■ TASK REQUIREMENTS:
Repeat each record below exactly as given.

[start THE DATA]

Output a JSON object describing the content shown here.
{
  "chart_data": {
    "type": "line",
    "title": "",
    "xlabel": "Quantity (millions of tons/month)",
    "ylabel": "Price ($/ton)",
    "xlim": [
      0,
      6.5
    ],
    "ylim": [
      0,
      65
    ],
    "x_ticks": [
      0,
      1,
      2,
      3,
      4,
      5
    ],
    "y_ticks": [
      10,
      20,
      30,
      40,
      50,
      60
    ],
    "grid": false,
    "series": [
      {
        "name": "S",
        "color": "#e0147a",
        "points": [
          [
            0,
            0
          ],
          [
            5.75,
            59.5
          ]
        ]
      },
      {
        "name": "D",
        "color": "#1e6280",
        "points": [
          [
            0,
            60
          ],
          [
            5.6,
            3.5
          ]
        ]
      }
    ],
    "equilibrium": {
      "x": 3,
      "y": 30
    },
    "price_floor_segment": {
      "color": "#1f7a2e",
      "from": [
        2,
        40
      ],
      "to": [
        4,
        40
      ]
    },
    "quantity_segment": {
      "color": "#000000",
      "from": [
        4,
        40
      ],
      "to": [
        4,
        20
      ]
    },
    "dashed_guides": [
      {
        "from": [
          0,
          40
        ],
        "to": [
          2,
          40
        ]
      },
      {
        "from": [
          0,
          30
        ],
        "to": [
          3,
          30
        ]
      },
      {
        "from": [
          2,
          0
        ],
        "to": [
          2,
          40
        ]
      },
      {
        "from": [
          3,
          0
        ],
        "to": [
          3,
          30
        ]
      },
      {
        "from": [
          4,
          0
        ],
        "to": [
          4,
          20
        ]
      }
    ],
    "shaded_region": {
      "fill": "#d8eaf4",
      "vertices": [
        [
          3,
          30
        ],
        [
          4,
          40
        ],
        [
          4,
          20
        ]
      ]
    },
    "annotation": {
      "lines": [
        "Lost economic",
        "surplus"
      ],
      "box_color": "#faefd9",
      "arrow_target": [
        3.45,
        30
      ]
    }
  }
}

[end THE DATA]

■ SOLUTION TO THIS PROBLEM:
Output a JSON object describing the content shown here.
{
  "chart_data": {
    "type": "line",
    "title": "",
    "xlabel": "Quantity (millions of tons/month)",
    "ylabel": "Price ($/ton)",
    "xlim": [
      0,
      6.5
    ],
    "ylim": [
      0,
      65
    ],
    "x_ticks": [
      0,
      1,
      2,
      3,
      4,
      5
    ],
    "y_ticks": [
      10,
      20,
      30,
      40,
      50,
      60
    ],
    "grid": false,
    "series": [
      {
        "name": "S",
        "color": "#e0147a",
        "points": [
          [
            0,
            0
          ],
          [
            5.75,
            59.5
          ]
        ]
      },
      {
        "name": "D",
        "color": "#1e6280",
        "points": [
          [
            0,
            60
          ],
          [
            5.6,
            3.5
          ]
        ]
      }
    ],
    "equilibrium": {
      "x": 3,
      "y": 30
    },
    "price_floor_segment": {
      "color": "#1f7a2e",
      "from": [
        2,
        40
      ],
      "to": [
        4,
        40
      ]
    },
    "quantity_segment": {
      "color": "#000000",
      "from": [
        4,
        40
      ],
      "to": [
        4,
        20
      ]
    },
    "dashed_guides": [
      {
        "from": [
          0,
          40
        ],
        "to": [
          2,
          40
        ]
      },
      {
        "from": [
          0,
          30
        ],
        "to": [
          3,
          30
        ]
      },
      {
        "from": [
          2,
          0
        ],
        "to": [
          2,
          40
        ]
      },
      {
        "from": [
          3,
          0
        ],
        "to": [
          3,
          30
        ]
      },
      {
        "from": [
          4,
          0
        ],
        "to": [
          4,
          20
        ]
      }
    ],
    "shaded_region": {
      "fill": "#d8eaf4",
      "vertices": [
        [
          3,
          30
        ],
        [
          4,
          40
        ],
        [
          4,
          20
        ]
      ]
    },
    "annotation": {
      "lines": [
        "Lost economic",
        "surplus"
      ],
      "box_color": "#faefd9",
      "arrow_target": [
        3.45,
        30
      ]
    }
  }
}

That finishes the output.